# TASK TO CARRY OUT:
Count every line below in which "right" occurs, then give only the count.

┄┄┄┄┄┄┄┄┄┄┄┄┄┄┄┄┄┄┄┄

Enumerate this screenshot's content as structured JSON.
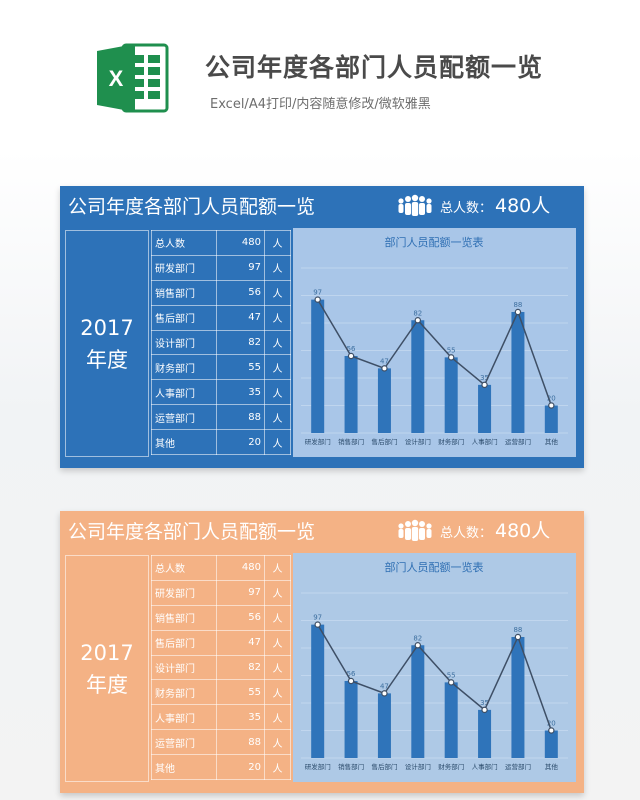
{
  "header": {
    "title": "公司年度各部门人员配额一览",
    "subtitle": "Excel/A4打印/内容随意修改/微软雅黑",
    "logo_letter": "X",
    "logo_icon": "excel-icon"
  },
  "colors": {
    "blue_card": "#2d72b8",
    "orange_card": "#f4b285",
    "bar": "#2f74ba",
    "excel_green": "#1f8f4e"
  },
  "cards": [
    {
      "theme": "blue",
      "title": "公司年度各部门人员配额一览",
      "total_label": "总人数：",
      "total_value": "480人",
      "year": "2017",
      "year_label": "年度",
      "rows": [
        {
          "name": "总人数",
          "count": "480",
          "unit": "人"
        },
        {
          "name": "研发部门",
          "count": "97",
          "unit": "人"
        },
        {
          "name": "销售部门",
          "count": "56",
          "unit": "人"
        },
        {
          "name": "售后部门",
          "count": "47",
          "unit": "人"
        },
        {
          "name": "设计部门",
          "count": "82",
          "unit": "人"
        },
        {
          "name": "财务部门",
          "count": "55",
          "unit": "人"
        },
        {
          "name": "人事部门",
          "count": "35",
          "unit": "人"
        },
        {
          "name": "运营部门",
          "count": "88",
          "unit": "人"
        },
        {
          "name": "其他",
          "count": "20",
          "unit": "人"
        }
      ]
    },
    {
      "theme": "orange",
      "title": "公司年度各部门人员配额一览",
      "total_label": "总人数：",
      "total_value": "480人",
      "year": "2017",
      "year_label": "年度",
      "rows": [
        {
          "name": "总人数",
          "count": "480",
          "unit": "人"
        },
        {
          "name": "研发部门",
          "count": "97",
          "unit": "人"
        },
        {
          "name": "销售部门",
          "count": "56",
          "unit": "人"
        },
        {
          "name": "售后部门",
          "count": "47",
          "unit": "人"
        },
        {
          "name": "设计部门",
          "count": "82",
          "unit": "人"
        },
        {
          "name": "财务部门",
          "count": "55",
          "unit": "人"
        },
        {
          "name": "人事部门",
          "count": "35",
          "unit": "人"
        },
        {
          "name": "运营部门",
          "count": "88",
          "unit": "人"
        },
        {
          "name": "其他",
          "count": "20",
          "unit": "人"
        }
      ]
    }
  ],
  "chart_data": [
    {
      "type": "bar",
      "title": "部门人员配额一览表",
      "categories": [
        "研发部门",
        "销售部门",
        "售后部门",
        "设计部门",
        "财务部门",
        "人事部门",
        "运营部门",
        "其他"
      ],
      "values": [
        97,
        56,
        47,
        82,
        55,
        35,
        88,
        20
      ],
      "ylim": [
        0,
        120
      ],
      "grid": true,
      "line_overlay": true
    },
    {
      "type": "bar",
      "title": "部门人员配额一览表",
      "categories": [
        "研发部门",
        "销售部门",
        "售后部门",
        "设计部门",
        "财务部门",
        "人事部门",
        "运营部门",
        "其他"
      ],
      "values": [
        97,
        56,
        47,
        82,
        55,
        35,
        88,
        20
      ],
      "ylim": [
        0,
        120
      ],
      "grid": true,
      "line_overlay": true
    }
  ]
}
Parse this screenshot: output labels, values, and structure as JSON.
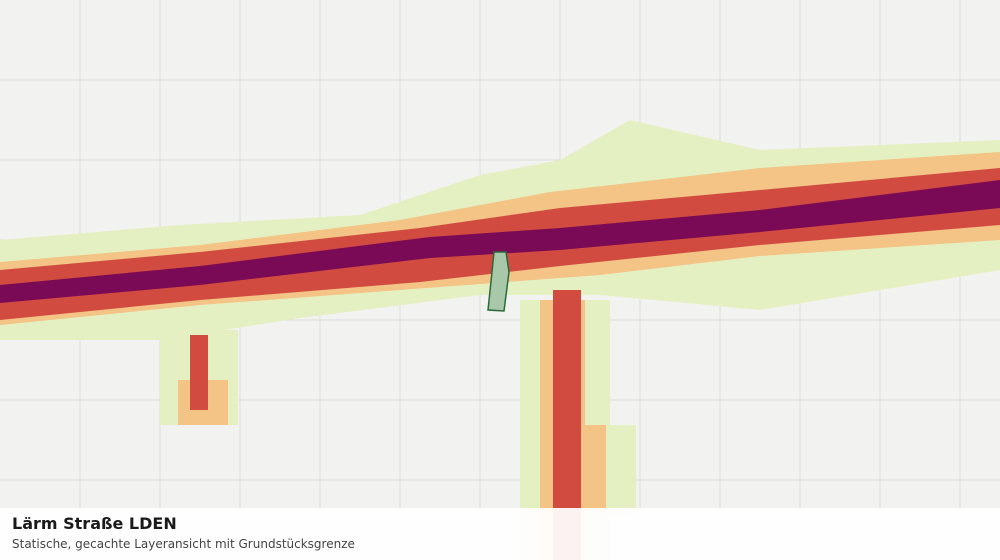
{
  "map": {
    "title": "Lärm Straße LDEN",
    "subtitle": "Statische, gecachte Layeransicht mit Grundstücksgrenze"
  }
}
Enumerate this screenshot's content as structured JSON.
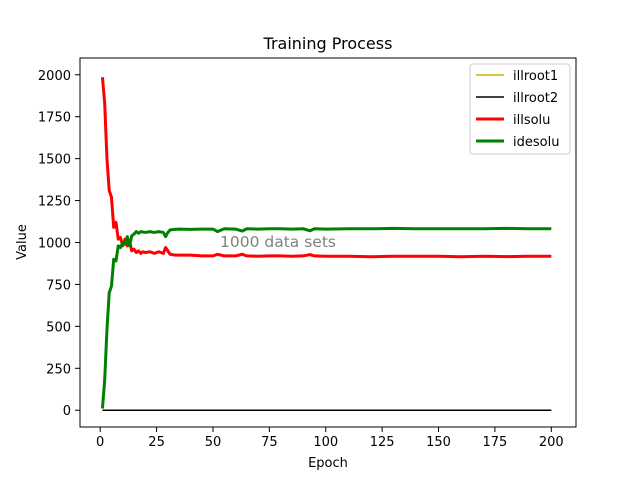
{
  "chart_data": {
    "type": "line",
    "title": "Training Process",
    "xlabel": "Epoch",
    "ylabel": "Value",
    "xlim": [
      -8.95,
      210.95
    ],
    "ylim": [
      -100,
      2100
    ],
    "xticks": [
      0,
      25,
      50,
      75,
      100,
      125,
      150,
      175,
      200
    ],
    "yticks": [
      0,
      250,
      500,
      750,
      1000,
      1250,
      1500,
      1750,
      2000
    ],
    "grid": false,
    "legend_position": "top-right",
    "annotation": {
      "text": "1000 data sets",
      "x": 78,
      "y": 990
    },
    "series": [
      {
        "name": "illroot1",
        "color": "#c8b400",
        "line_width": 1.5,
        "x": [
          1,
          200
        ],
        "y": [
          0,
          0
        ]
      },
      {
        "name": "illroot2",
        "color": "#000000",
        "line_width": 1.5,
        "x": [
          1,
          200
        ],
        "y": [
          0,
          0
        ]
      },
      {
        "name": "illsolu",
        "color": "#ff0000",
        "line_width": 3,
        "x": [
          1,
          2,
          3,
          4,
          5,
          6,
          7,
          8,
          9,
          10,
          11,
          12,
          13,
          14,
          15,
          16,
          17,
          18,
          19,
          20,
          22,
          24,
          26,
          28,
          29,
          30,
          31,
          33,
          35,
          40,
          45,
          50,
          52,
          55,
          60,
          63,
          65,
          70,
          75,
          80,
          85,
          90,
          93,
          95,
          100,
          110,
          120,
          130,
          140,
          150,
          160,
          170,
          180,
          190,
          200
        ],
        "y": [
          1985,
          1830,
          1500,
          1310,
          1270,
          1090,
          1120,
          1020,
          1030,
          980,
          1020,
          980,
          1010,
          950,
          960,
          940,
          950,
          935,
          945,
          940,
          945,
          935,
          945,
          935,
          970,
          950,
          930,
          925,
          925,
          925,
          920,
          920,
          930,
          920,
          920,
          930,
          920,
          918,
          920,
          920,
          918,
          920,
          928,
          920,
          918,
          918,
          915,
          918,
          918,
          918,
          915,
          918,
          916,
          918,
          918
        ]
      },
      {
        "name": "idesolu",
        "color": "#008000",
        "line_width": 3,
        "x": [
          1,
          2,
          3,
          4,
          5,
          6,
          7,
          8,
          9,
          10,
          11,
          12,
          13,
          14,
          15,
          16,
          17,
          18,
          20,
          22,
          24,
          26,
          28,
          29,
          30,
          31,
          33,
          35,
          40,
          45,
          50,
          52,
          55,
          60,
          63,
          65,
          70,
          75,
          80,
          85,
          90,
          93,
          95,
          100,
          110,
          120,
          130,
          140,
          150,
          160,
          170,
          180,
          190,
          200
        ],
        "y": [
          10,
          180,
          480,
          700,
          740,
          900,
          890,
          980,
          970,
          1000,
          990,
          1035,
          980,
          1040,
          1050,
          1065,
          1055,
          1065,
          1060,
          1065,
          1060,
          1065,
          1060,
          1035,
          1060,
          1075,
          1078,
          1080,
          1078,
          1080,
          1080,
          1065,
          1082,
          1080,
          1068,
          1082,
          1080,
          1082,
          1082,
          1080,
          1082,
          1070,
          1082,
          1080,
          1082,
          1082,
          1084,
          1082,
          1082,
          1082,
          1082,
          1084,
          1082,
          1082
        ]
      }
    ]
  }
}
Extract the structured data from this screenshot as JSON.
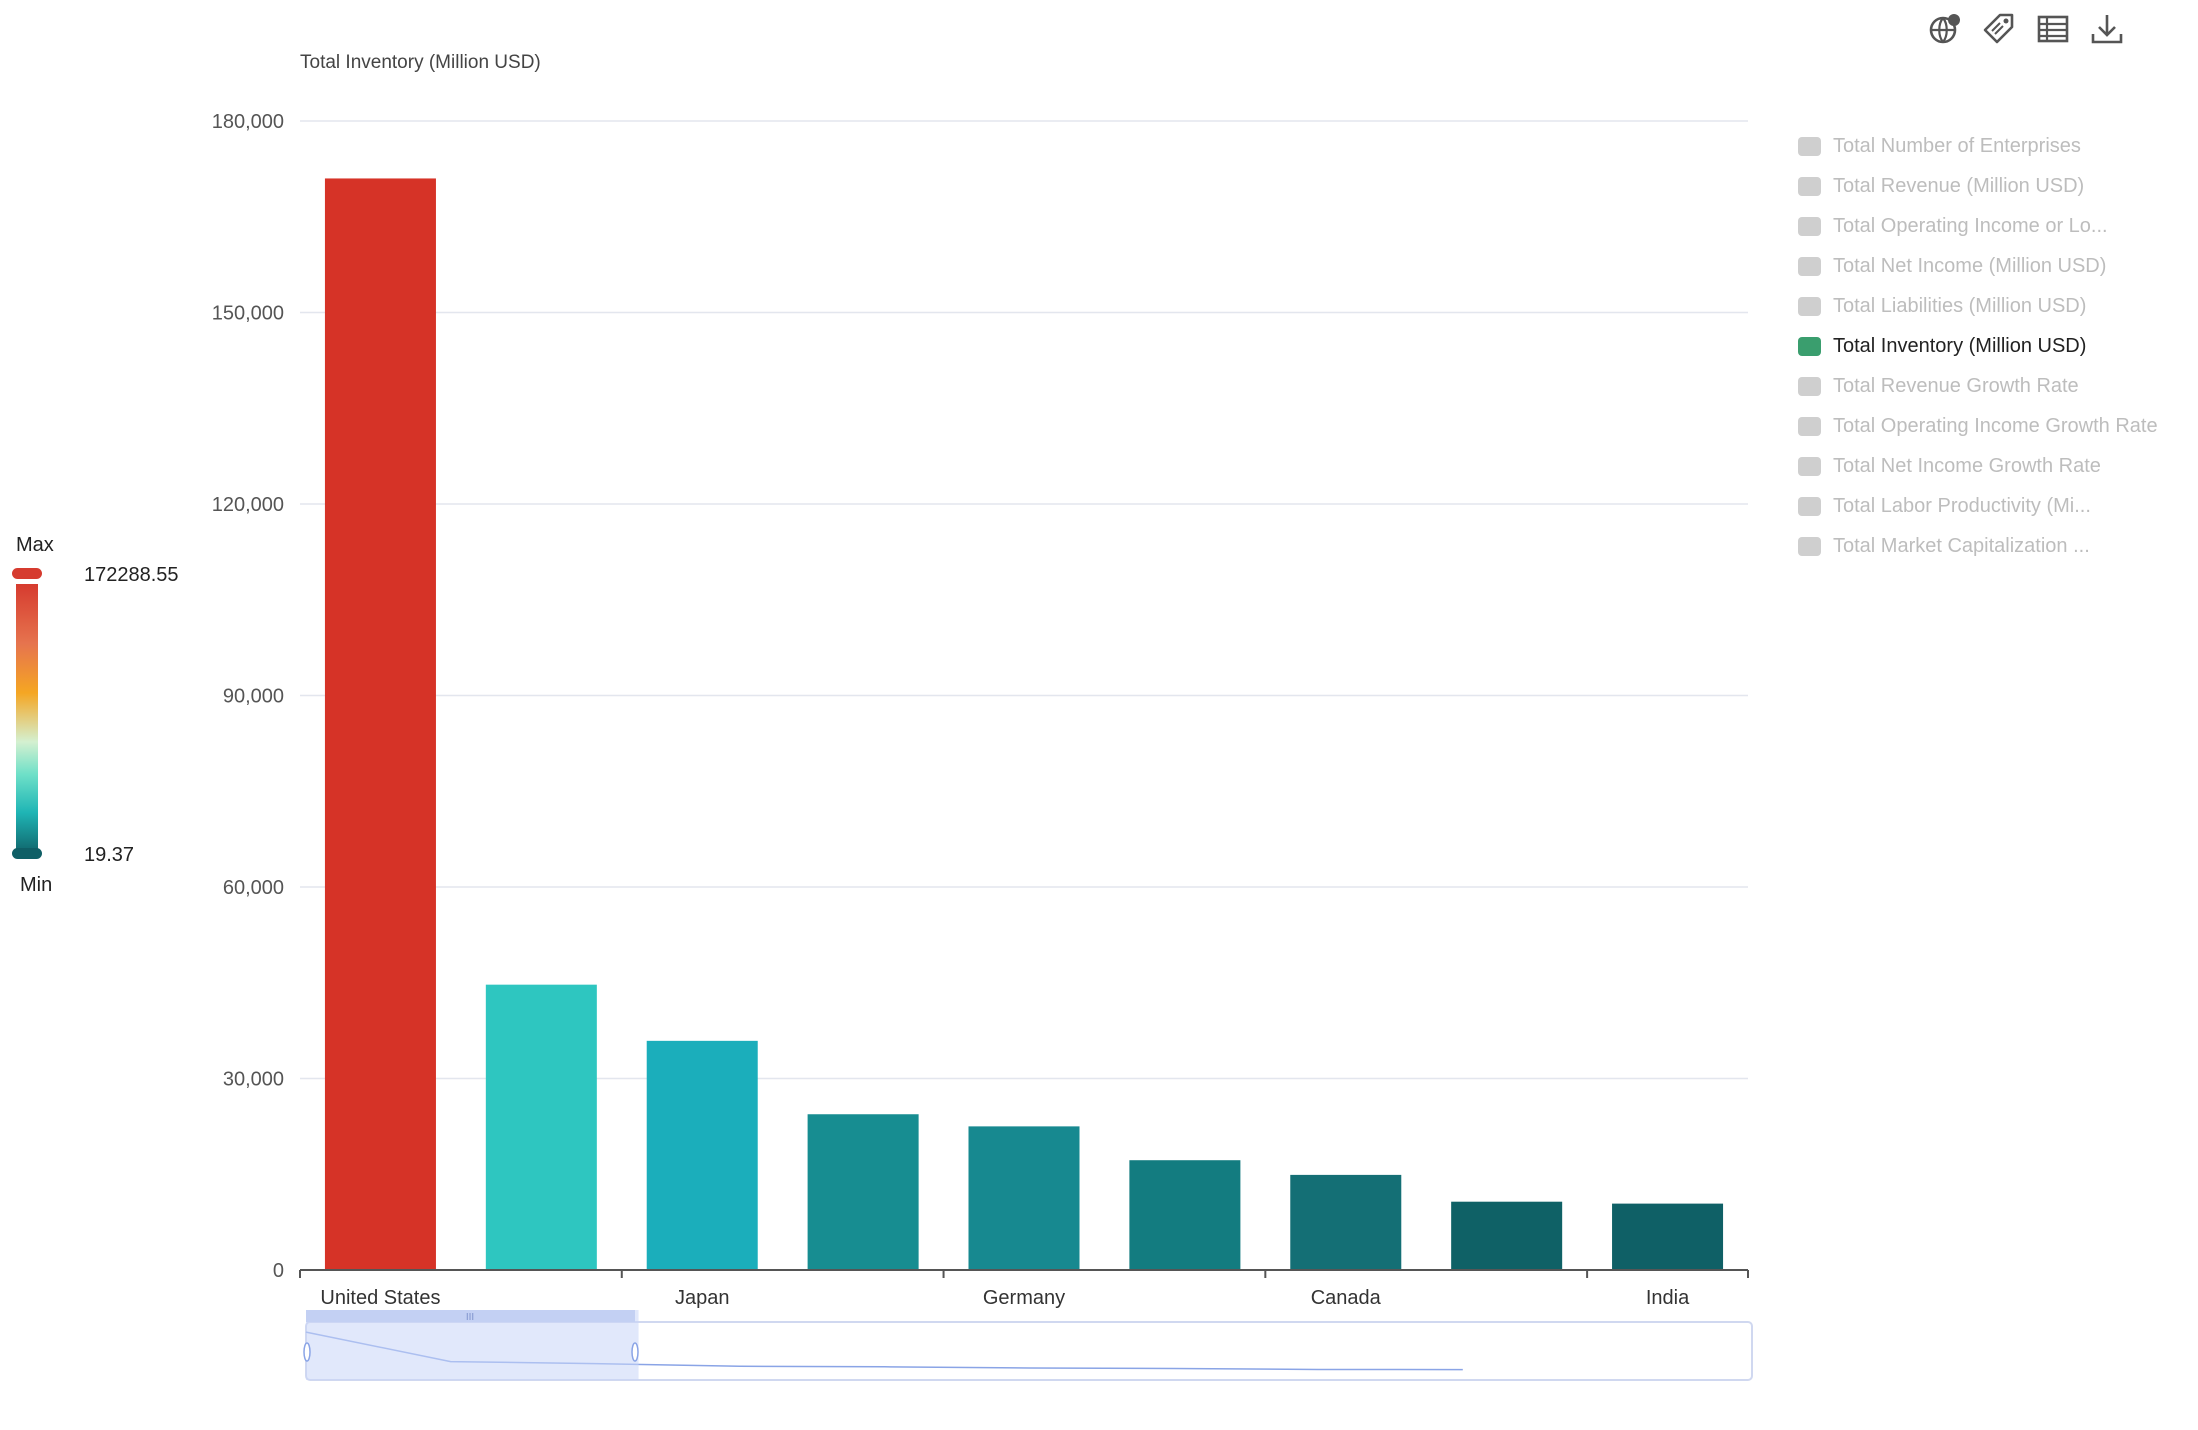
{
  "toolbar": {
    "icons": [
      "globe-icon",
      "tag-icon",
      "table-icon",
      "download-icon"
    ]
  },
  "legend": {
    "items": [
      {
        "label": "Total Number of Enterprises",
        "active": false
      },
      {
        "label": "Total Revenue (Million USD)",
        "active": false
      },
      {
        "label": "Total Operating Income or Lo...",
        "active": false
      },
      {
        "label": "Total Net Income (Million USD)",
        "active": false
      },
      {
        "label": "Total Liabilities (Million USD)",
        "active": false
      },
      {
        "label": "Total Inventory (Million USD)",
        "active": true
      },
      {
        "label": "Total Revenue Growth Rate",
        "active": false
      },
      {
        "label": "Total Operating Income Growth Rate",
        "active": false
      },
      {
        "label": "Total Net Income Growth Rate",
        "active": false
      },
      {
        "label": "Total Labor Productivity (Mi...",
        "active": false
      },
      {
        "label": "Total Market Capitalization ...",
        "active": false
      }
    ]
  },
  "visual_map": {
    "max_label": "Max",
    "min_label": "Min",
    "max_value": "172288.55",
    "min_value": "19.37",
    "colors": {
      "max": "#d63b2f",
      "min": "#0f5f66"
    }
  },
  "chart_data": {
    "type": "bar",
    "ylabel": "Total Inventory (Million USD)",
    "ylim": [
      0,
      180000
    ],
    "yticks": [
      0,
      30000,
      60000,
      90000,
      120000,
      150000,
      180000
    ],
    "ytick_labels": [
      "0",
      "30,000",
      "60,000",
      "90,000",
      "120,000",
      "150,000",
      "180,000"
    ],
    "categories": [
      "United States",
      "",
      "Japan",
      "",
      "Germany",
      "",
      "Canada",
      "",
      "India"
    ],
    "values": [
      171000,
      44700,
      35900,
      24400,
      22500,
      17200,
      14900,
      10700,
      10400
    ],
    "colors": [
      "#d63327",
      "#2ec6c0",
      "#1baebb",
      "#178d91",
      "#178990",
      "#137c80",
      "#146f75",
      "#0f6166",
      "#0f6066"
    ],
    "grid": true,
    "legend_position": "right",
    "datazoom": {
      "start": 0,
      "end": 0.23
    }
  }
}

┄┄┄┄┄┄┄┄┄┄┄┄┄┄┄┄┄┄┄┄

# ANSWER TO THE EXERCISE:
2